Copy, from the entries below, each line where the word "name" can be found.

-=-=-

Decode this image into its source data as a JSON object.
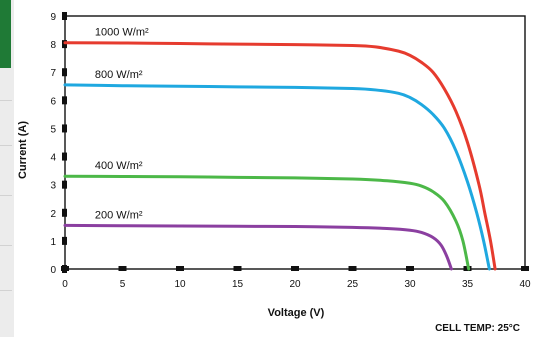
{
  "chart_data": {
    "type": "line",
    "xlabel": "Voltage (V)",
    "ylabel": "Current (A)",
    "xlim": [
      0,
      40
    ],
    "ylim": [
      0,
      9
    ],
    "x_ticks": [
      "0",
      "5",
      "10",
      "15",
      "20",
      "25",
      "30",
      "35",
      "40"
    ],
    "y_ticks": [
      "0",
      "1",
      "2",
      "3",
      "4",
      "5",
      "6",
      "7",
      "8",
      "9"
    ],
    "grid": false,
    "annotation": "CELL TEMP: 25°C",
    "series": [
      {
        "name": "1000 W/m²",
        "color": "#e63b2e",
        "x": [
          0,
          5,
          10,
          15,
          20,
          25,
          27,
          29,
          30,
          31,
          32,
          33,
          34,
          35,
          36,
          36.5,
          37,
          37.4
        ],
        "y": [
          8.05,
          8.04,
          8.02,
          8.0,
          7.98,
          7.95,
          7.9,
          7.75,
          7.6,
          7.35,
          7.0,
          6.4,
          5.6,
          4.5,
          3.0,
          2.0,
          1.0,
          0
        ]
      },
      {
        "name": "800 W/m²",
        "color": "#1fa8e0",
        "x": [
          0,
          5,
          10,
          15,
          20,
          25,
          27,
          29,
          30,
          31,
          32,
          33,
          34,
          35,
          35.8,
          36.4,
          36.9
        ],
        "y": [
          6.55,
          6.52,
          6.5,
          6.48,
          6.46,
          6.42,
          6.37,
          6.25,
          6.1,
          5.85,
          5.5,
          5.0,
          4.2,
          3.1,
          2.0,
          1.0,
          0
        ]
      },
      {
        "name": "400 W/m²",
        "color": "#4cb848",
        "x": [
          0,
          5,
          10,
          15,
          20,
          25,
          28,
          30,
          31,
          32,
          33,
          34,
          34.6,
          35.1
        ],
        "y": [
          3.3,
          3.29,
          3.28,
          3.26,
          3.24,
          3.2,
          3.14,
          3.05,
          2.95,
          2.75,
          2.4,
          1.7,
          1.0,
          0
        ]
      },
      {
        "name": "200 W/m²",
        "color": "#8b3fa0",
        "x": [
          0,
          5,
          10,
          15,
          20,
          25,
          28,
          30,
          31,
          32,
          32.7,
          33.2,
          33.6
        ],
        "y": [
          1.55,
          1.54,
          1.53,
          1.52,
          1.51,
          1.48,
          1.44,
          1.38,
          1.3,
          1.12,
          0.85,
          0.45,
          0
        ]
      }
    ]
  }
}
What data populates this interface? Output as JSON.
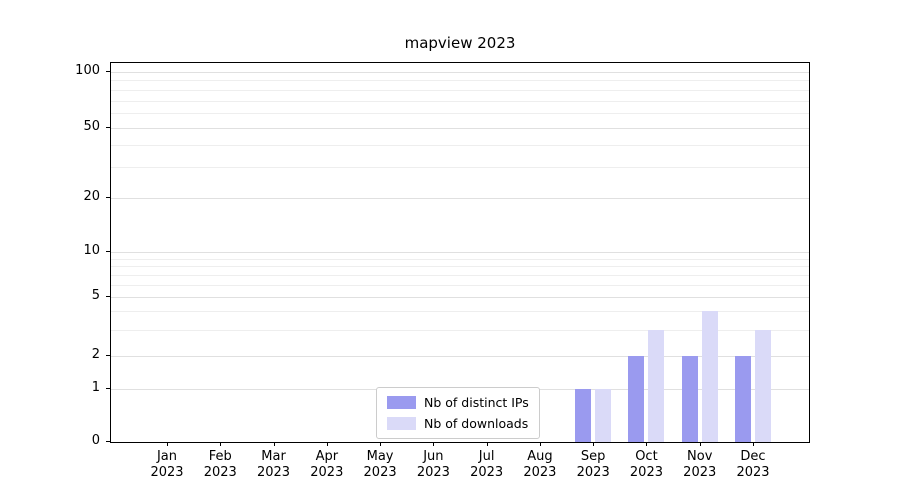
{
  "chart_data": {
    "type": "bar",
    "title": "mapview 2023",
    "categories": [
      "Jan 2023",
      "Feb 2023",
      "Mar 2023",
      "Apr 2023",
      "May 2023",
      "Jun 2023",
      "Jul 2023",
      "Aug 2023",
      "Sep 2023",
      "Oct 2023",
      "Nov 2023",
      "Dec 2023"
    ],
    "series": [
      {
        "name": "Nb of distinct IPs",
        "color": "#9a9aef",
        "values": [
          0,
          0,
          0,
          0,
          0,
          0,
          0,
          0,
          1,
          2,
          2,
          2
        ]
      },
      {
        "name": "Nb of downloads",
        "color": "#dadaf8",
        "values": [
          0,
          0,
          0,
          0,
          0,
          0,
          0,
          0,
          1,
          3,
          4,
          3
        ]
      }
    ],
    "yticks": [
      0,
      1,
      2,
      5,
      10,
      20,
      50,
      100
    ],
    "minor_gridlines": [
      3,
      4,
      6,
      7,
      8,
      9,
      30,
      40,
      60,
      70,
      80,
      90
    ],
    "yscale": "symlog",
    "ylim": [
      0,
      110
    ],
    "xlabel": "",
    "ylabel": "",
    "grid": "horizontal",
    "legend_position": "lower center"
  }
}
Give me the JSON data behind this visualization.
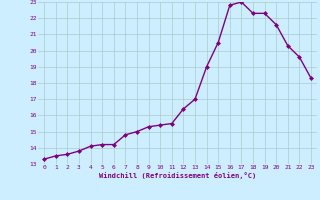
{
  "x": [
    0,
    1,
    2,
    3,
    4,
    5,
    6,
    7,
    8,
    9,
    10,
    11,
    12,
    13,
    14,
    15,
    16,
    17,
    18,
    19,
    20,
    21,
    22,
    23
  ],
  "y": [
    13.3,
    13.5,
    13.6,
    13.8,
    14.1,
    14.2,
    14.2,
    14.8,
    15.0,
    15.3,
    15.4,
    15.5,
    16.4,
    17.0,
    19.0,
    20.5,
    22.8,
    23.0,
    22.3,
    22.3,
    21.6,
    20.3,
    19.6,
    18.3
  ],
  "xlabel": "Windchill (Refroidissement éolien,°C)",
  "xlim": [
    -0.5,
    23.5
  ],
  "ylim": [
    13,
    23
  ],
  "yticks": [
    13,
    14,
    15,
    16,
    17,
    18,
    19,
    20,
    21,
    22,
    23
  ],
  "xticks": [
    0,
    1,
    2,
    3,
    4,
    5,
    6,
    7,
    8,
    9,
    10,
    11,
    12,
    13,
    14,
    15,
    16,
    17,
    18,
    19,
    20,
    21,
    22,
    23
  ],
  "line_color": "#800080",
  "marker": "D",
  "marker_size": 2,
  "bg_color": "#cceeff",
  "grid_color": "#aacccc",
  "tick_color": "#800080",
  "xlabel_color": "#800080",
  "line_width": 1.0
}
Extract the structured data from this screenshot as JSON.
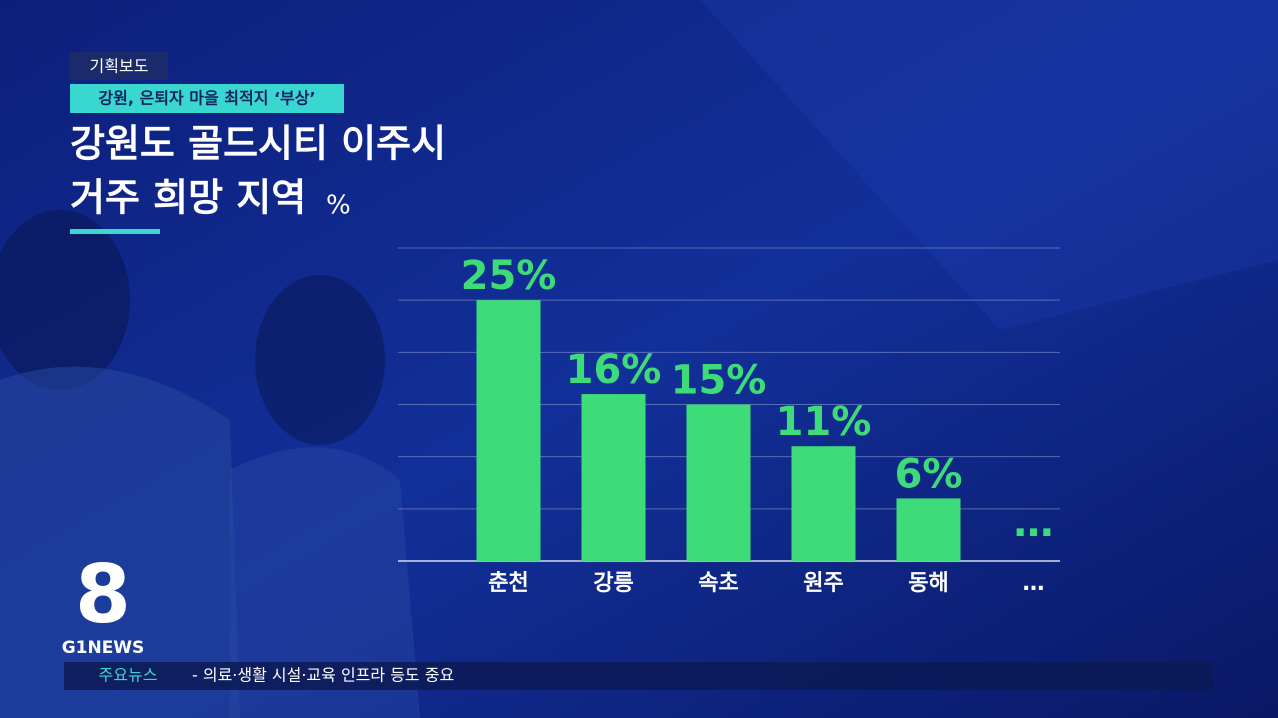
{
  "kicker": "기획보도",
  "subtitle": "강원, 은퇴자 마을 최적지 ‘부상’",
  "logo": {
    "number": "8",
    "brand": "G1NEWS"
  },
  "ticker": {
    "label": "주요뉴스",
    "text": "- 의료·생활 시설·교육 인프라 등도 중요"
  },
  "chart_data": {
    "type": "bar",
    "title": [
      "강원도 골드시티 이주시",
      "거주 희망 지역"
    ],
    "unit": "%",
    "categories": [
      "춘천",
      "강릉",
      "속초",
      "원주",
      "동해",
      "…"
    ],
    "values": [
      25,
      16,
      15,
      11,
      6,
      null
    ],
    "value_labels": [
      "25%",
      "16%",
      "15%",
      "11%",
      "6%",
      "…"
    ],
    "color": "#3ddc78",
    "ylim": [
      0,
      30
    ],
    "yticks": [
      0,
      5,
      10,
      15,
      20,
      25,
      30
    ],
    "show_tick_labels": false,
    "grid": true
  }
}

-=-=-

> **Solved problem**
        "name": "1000 W/m²",
        "name": "800 W/m²",
        "name": "400 W/m²",
        "name": "200 W/m²",
        "name": "Nb of distinct IPs",
        "name": "Nb of downloads",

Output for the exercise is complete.